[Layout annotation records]
★ ★ ★

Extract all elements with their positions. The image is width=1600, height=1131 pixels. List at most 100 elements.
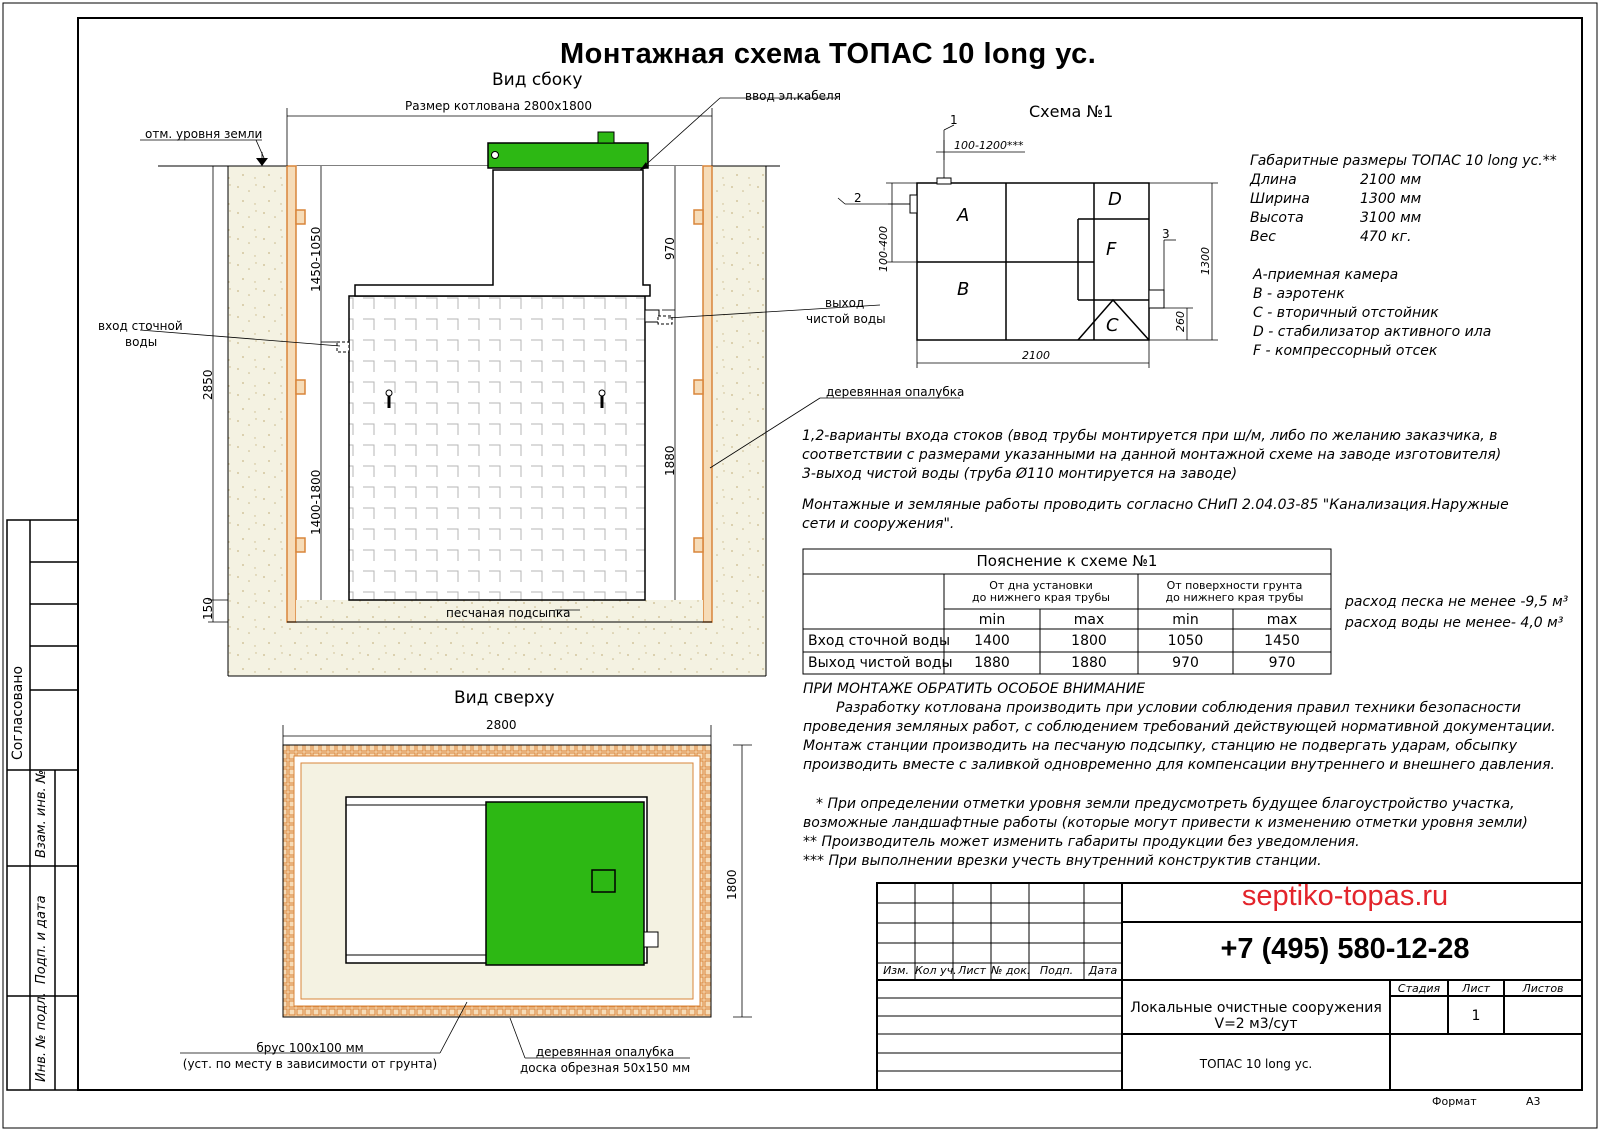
table-max-2: max xyxy=(1266,612,1298,628)
table-row-1-v3: 970 xyxy=(1172,655,1199,671)
left-strip-vzam: Взам. инв. № xyxy=(34,769,49,858)
scheme-label-d: D xyxy=(1108,189,1122,210)
site-url[interactable]: septiko-topas.ru xyxy=(1241,880,1449,912)
dim-val-3: 470 кг. xyxy=(1360,229,1412,245)
top-vent xyxy=(591,869,616,893)
inlet-pipe xyxy=(336,341,350,353)
footnote-3: *** При выполнении врезки учесть внутрен… xyxy=(803,853,1322,869)
table-row-0-v2: 1800 xyxy=(1071,633,1107,649)
scheme-n2: 2 xyxy=(854,191,862,205)
note-2-line-1: Монтажные и земляные работы проводить со… xyxy=(802,497,1509,513)
note-1-line-2: соответствии с размерами указанными на д… xyxy=(802,447,1502,463)
stamp-col-kol: Кол уч. xyxy=(915,964,957,977)
dim-2850: 2850 xyxy=(201,369,215,400)
cable-input-label: ввод эл.кабеля xyxy=(745,89,841,103)
table-group-2-line-1: От поверхности грунта xyxy=(1166,579,1303,592)
format-value: А3 xyxy=(1526,1095,1541,1108)
beam-label-2: (уст. по месту в зависимости от грунта) xyxy=(182,1057,438,1071)
station-lid xyxy=(487,142,649,169)
left-strip-agreed: Согласовано xyxy=(10,665,26,760)
scheme-n1: 1 xyxy=(950,113,958,127)
scheme-d2100: 2100 xyxy=(1022,349,1050,362)
table-row-1-v4: 970 xyxy=(1268,655,1296,671)
dim-1880: 1880 xyxy=(663,445,677,476)
legend-item-0: A-приемная камера xyxy=(1253,267,1399,283)
sewage-inlet-label-1: вход сточной xyxy=(98,319,183,333)
table-group-2-line-2: до нижнего края трубы xyxy=(1165,591,1304,604)
table-row-1-v1: 1880 xyxy=(974,655,1010,671)
dim-key-2: Высота xyxy=(1250,210,1304,226)
formwork-left xyxy=(286,165,297,623)
table-row-1-v2: 1880 xyxy=(1071,655,1107,671)
lid-lock xyxy=(491,151,499,159)
dim-1450-1050: 1450-1050 xyxy=(309,226,323,292)
dim-key-1: Ширина xyxy=(1250,191,1310,207)
dim-val-1: 1300 мм xyxy=(1360,191,1422,207)
stamp-col-izm: Изм. xyxy=(883,964,909,977)
table-row-0-v4: 1450 xyxy=(1264,633,1300,649)
stamp-product: ТОПАС 10 long ус. xyxy=(1199,1057,1313,1071)
top-dim-depth: 1800 xyxy=(725,869,739,900)
dim-150: 150 xyxy=(201,597,215,620)
legend-item-4: F - компрессорный отсек xyxy=(1253,343,1438,359)
scheme-label-c: C xyxy=(1106,315,1119,336)
note-2-line-2: сети и сооружения". xyxy=(802,516,955,532)
stamp-stage: Стадия xyxy=(1397,982,1441,995)
phone-number[interactable]: +7 (495) 580-12-28 xyxy=(1220,933,1470,965)
clean-outlet-label-1: выход xyxy=(825,296,865,310)
stamp-col-date: Дата xyxy=(1088,964,1118,977)
note-1-line-3: 3-выход чистой воды (труба Ø110 монтируе… xyxy=(802,466,1238,482)
table-max-1: max xyxy=(1073,612,1105,628)
dim-1400-1800: 1400-1800 xyxy=(309,469,323,535)
scheme-d260: 260 xyxy=(1174,311,1187,332)
explanation-table-grid xyxy=(802,548,1332,675)
legend-item-2: C - вторичный отстойник xyxy=(1253,305,1439,321)
top-lid xyxy=(485,801,645,966)
lid-vent xyxy=(597,131,615,144)
scheme-box xyxy=(909,177,1165,341)
attention-line-4: производить вместе с заливкой одновремен… xyxy=(803,757,1555,773)
scheme-n3: 3 xyxy=(1162,227,1170,241)
attention-title: ПРИ МОНТАЖЕ ОБРАТИТЬ ОСОБОЕ ВНИМАНИЕ xyxy=(803,681,1146,697)
scheme-d100-400: 100-400 xyxy=(877,226,890,272)
page-title: Монтажная схема ТОПАС 10 long ус. xyxy=(560,38,1097,70)
formwork-label: деревянная опалубка xyxy=(826,385,965,399)
stamp-sheets: Листов xyxy=(1522,982,1564,995)
sand-consumption: расход песка не менее -9,5 м³ xyxy=(1345,594,1569,610)
left-strip-inv: Инв. № подл. xyxy=(34,992,49,1082)
station-neck xyxy=(354,169,651,297)
dim-key-3: Вес xyxy=(1250,229,1276,245)
scheme-label-b: B xyxy=(957,279,970,300)
side-view-title: Вид сбоку xyxy=(492,70,583,90)
stamp-col-doc: № док. xyxy=(991,964,1031,977)
attention-line-1: Разработку котлована производить при усл… xyxy=(836,700,1521,716)
attention-line-3: Монтаж станции производить на песчаную п… xyxy=(803,738,1517,754)
top-dim-width: 2800 xyxy=(486,718,517,732)
station-body xyxy=(348,295,646,601)
scheme-label-f: F xyxy=(1106,239,1117,260)
stamp-grid xyxy=(876,882,1583,1091)
stamp-col-podp: Подп. xyxy=(1039,964,1074,977)
format-label: Формат xyxy=(1432,1095,1477,1108)
scheme-title: Схема №1 xyxy=(1029,102,1114,121)
water-consumption: расход воды не менее- 4,0 м³ xyxy=(1345,615,1564,631)
top-outlet xyxy=(643,931,659,948)
legend-item-3: D - стабилизатор активного ила xyxy=(1253,324,1492,340)
pit-size-label: Размер котлована 2800х1800 xyxy=(405,99,593,113)
attention-line-2: проведения земляных работ, с соблюдением… xyxy=(803,719,1556,735)
left-strip xyxy=(6,519,79,1091)
dimensions-title: Габаритные размеры ТОПАС 10 long ус.** xyxy=(1250,153,1557,169)
table-row-1-name: Выход чистой воды xyxy=(808,655,953,671)
table-min-2: min xyxy=(1172,612,1199,628)
stamp-sheet-number: 1 xyxy=(1471,1008,1481,1024)
table-row-0-v1: 1400 xyxy=(974,633,1010,649)
stamp-desc-line-1: Локальные очистные сооружения xyxy=(1130,1000,1382,1016)
beam-label-1: брус 100х100 мм xyxy=(256,1041,364,1055)
stamp-sheet: Лист xyxy=(1462,982,1490,995)
outlet-pipe xyxy=(644,309,660,323)
sewage-inlet-label-2: воды xyxy=(125,335,158,349)
stamp-col-list: Лист xyxy=(958,964,986,977)
ground-level-label: отм. уровня земли xyxy=(145,127,263,141)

★ ★ ★

:: Task directions ::
Copy out every line of the listing above word for word, leaving out the picture placeholders.

:: Solution for this task ::
Extract all elements with their positions. The image is width=1600, height=1131 pixels. List at most 100 elements.
table-max-2: max xyxy=(1266,612,1298,628)
table-row-1-v3: 970 xyxy=(1172,655,1199,671)
left-strip-vzam: Взам. инв. № xyxy=(34,769,49,858)
scheme-label-d: D xyxy=(1108,189,1122,210)
site-url[interactable]: septiko-topas.ru xyxy=(1241,880,1449,912)
dim-val-3: 470 кг. xyxy=(1360,229,1412,245)
top-vent xyxy=(591,869,616,893)
inlet-pipe xyxy=(336,341,350,353)
footnote-3: *** При выполнении врезки учесть внутрен… xyxy=(803,853,1322,869)
table-row-0-v2: 1800 xyxy=(1071,633,1107,649)
scheme-n2: 2 xyxy=(854,191,862,205)
note-2-line-1: Монтажные и земляные работы проводить со… xyxy=(802,497,1509,513)
note-1-line-2: соответствии с размерами указанными на д… xyxy=(802,447,1502,463)
stamp-col-kol: Кол уч. xyxy=(915,964,957,977)
dim-2850: 2850 xyxy=(201,369,215,400)
cable-input-label: ввод эл.кабеля xyxy=(745,89,841,103)
table-group-2-line-1: От поверхности грунта xyxy=(1166,579,1303,592)
format-value: А3 xyxy=(1526,1095,1541,1108)
beam-label-2: (уст. по месту в зависимости от грунта) xyxy=(182,1057,438,1071)
station-lid xyxy=(487,142,649,169)
left-strip-agreed: Согласовано xyxy=(10,665,26,760)
scheme-n1: 1 xyxy=(950,113,958,127)
scheme-d2100: 2100 xyxy=(1022,349,1050,362)
table-row-1-v4: 970 xyxy=(1268,655,1296,671)
dim-1880: 1880 xyxy=(663,445,677,476)
legend-item-0: A-приемная камера xyxy=(1253,267,1399,283)
sewage-inlet-label-1: вход сточной xyxy=(98,319,183,333)
table-group-2-line-2: до нижнего края трубы xyxy=(1165,591,1304,604)
table-row-1-v1: 1880 xyxy=(974,655,1010,671)
dim-key-2: Высота xyxy=(1250,210,1304,226)
formwork-left xyxy=(286,165,297,623)
table-row-1-v2: 1880 xyxy=(1071,655,1107,671)
lid-lock xyxy=(491,151,499,159)
dim-1450-1050: 1450-1050 xyxy=(309,226,323,292)
dim-key-1: Ширина xyxy=(1250,191,1310,207)
dim-val-1: 1300 мм xyxy=(1360,191,1422,207)
stamp-col-izm: Изм. xyxy=(883,964,909,977)
table-row-0-v4: 1450 xyxy=(1264,633,1300,649)
stamp-product: ТОПАС 10 long ус. xyxy=(1199,1057,1313,1071)
top-dim-depth: 1800 xyxy=(725,869,739,900)
dim-150: 150 xyxy=(201,597,215,620)
legend-item-4: F - компрессорный отсек xyxy=(1253,343,1438,359)
scheme-label-c: C xyxy=(1106,315,1119,336)
note-2-line-2: сети и сооружения". xyxy=(802,516,955,532)
stamp-stage: Стадия xyxy=(1397,982,1441,995)
phone-number[interactable]: +7 (495) 580-12-28 xyxy=(1220,933,1470,965)
clean-outlet-label-1: выход xyxy=(825,296,865,310)
stamp-col-date: Дата xyxy=(1088,964,1118,977)
note-1-line-3: 3-выход чистой воды (труба Ø110 монтируе… xyxy=(802,466,1238,482)
table-max-1: max xyxy=(1073,612,1105,628)
dim-1400-1800: 1400-1800 xyxy=(309,469,323,535)
scheme-d260: 260 xyxy=(1174,311,1187,332)
explanation-table-grid xyxy=(802,548,1332,675)
legend-item-2: C - вторичный отстойник xyxy=(1253,305,1439,321)
top-lid xyxy=(485,801,645,966)
lid-vent xyxy=(597,131,615,144)
scheme-box xyxy=(909,177,1165,341)
attention-line-4: производить вместе с заливкой одновремен… xyxy=(803,757,1555,773)
scheme-n3: 3 xyxy=(1162,227,1170,241)
attention-title: ПРИ МОНТАЖЕ ОБРАТИТЬ ОСОБОЕ ВНИМАНИЕ xyxy=(803,681,1146,697)
scheme-d100-400: 100-400 xyxy=(877,226,890,272)
page-title: Монтажная схема ТОПАС 10 long ус. xyxy=(560,38,1097,70)
formwork-label: деревянная опалубка xyxy=(826,385,965,399)
stamp-sheets: Листов xyxy=(1522,982,1564,995)
sand-consumption: расход песка не менее -9,5 м³ xyxy=(1345,594,1569,610)
left-strip-inv: Инв. № подл. xyxy=(34,992,49,1082)
station-neck xyxy=(354,169,651,297)
dim-key-3: Вес xyxy=(1250,229,1276,245)
scheme-label-b: B xyxy=(957,279,970,300)
side-view-title: Вид сбоку xyxy=(492,70,583,90)
stamp-col-doc: № док. xyxy=(991,964,1031,977)
attention-line-1: Разработку котлована производить при усл… xyxy=(836,700,1521,716)
attention-line-3: Монтаж станции производить на песчаную п… xyxy=(803,738,1517,754)
top-dim-width: 2800 xyxy=(486,718,517,732)
station-body xyxy=(348,295,646,601)
scheme-label-f: F xyxy=(1106,239,1117,260)
stamp-grid xyxy=(876,882,1583,1091)
stamp-col-podp: Подп. xyxy=(1039,964,1074,977)
format-label: Формат xyxy=(1432,1095,1477,1108)
scheme-title: Схема №1 xyxy=(1029,102,1114,121)
water-consumption: расход воды не менее- 4,0 м³ xyxy=(1345,615,1564,631)
top-outlet xyxy=(643,931,659,948)
legend-item-3: D - стабилизатор активного ила xyxy=(1253,324,1492,340)
pit-size-label: Размер котлована 2800х1800 xyxy=(405,99,593,113)
attention-line-2: проведения земляных работ, с соблюдением… xyxy=(803,719,1556,735)
left-strip xyxy=(6,519,79,1091)
dimensions-title: Габаритные размеры ТОПАС 10 long ус.** xyxy=(1250,153,1557,169)
table-row-1-name: Выход чистой воды xyxy=(808,655,953,671)
table-min-2: min xyxy=(1172,612,1199,628)
stamp-sheet-number: 1 xyxy=(1471,1008,1481,1024)
table-row-0-v1: 1400 xyxy=(974,633,1010,649)
stamp-desc-line-1: Локальные очистные сооружения xyxy=(1130,1000,1382,1016)
beam-label-1: брус 100х100 мм xyxy=(256,1041,364,1055)
stamp-sheet: Лист xyxy=(1462,982,1490,995)
outlet-pipe xyxy=(644,309,660,323)
sewage-inlet-label-2: воды xyxy=(125,335,158,349)
stamp-col-list: Лист xyxy=(958,964,986,977)
ground-level-label: отм. уровня земли xyxy=(145,127,263,141)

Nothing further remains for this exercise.